## RECORDS

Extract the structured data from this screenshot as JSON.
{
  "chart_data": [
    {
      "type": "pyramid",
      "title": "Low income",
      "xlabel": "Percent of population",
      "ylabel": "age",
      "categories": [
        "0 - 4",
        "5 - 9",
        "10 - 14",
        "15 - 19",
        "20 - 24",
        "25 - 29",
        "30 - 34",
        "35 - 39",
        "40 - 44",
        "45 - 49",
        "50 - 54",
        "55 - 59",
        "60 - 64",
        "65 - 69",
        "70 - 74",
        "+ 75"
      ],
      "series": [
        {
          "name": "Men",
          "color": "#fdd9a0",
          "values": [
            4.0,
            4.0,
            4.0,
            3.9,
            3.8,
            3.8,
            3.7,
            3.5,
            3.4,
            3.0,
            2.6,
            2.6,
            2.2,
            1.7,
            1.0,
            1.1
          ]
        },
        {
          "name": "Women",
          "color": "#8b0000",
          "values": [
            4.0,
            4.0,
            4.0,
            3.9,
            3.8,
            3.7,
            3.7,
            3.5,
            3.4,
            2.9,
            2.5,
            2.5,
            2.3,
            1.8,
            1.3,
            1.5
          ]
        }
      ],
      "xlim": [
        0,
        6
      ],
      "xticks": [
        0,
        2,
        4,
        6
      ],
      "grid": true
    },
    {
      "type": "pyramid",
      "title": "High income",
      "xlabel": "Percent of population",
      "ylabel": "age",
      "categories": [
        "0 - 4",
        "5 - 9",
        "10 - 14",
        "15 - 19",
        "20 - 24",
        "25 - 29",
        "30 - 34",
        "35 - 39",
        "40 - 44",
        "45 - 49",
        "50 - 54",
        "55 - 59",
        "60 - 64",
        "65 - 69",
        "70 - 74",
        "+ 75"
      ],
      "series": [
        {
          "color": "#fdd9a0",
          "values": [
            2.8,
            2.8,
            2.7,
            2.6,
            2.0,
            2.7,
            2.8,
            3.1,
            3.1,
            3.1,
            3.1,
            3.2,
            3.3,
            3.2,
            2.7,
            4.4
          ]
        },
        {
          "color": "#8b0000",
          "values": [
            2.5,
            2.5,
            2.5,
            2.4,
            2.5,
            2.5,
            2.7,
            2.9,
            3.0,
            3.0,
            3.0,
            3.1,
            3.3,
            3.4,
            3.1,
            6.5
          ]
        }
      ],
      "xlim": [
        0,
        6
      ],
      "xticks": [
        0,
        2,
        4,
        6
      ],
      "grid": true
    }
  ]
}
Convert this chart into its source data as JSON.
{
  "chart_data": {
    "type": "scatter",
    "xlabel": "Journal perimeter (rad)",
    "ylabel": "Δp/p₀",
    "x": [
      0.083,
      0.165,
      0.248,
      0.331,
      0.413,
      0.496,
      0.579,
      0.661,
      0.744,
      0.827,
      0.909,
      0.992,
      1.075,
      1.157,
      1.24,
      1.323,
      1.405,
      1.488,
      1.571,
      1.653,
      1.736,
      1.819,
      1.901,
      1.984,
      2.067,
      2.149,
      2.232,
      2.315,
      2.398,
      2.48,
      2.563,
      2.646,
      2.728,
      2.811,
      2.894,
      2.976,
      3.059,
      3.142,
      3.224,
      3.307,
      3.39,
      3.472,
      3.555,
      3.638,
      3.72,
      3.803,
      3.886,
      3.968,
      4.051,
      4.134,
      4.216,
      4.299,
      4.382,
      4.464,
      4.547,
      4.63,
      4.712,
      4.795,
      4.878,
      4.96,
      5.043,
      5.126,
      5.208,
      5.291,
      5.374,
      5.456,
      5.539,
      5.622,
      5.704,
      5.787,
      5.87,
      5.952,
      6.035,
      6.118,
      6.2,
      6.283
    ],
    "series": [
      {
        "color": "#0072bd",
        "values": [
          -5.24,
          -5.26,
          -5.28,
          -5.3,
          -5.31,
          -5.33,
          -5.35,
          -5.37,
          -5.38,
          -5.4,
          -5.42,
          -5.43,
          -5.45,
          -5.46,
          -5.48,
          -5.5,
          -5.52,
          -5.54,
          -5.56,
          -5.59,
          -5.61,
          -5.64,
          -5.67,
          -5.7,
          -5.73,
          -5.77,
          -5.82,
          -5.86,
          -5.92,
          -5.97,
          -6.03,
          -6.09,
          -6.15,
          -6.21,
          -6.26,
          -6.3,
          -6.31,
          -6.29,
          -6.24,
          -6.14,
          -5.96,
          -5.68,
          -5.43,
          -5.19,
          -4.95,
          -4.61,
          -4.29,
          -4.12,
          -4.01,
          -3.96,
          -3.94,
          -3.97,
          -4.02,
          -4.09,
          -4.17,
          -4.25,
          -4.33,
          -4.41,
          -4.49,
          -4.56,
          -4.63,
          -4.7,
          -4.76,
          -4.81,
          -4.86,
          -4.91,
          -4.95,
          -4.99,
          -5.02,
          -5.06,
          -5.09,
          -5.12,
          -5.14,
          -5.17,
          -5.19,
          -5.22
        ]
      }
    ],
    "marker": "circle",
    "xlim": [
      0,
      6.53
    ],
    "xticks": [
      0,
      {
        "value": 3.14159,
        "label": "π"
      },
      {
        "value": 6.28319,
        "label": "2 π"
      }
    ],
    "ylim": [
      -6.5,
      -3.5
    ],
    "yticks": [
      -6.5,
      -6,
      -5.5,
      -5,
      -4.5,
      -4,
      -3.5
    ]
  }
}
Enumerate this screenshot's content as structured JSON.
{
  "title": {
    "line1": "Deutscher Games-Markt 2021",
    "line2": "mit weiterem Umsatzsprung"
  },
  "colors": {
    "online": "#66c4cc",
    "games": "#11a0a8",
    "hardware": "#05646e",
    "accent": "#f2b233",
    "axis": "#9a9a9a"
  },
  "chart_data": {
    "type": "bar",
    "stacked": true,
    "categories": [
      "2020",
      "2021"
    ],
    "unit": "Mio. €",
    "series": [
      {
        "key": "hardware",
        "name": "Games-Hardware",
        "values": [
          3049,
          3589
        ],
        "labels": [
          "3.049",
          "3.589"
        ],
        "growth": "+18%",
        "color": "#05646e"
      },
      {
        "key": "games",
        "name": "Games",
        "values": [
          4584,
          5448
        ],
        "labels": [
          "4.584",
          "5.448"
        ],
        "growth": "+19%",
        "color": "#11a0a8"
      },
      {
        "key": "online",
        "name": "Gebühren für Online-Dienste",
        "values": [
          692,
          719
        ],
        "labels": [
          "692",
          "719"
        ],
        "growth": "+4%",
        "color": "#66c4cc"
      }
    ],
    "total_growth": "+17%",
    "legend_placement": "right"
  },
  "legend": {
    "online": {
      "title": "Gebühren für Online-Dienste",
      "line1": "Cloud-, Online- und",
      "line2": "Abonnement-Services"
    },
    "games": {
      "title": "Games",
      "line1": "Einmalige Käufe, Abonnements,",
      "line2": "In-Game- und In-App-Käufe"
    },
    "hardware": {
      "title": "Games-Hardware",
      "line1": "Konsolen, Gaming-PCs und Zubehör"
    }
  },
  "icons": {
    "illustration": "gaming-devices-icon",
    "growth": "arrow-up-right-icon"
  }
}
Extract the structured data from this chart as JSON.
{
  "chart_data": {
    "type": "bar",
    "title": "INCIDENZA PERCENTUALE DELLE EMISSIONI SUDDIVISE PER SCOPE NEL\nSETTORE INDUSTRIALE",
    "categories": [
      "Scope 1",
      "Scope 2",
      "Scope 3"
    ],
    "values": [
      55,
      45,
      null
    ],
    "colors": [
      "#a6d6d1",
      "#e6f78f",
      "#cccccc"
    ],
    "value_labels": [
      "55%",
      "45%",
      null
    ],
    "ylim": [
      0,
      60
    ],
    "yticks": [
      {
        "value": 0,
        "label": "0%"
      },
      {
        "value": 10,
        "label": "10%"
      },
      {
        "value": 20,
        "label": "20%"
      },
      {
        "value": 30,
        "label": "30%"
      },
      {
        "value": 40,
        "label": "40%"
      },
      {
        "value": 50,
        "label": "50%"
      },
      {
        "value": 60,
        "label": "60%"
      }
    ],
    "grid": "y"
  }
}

## YOUR INSTRUCTIONS
Search the entries for the string "name" and collect each line that has it.

## EXERCISE SOLUTION
          "name": "Men",
          "name": "Women",
        "name": "Games-Hardware",
        "name": "Games",
        "name": "Gebühren für Online-Dienste",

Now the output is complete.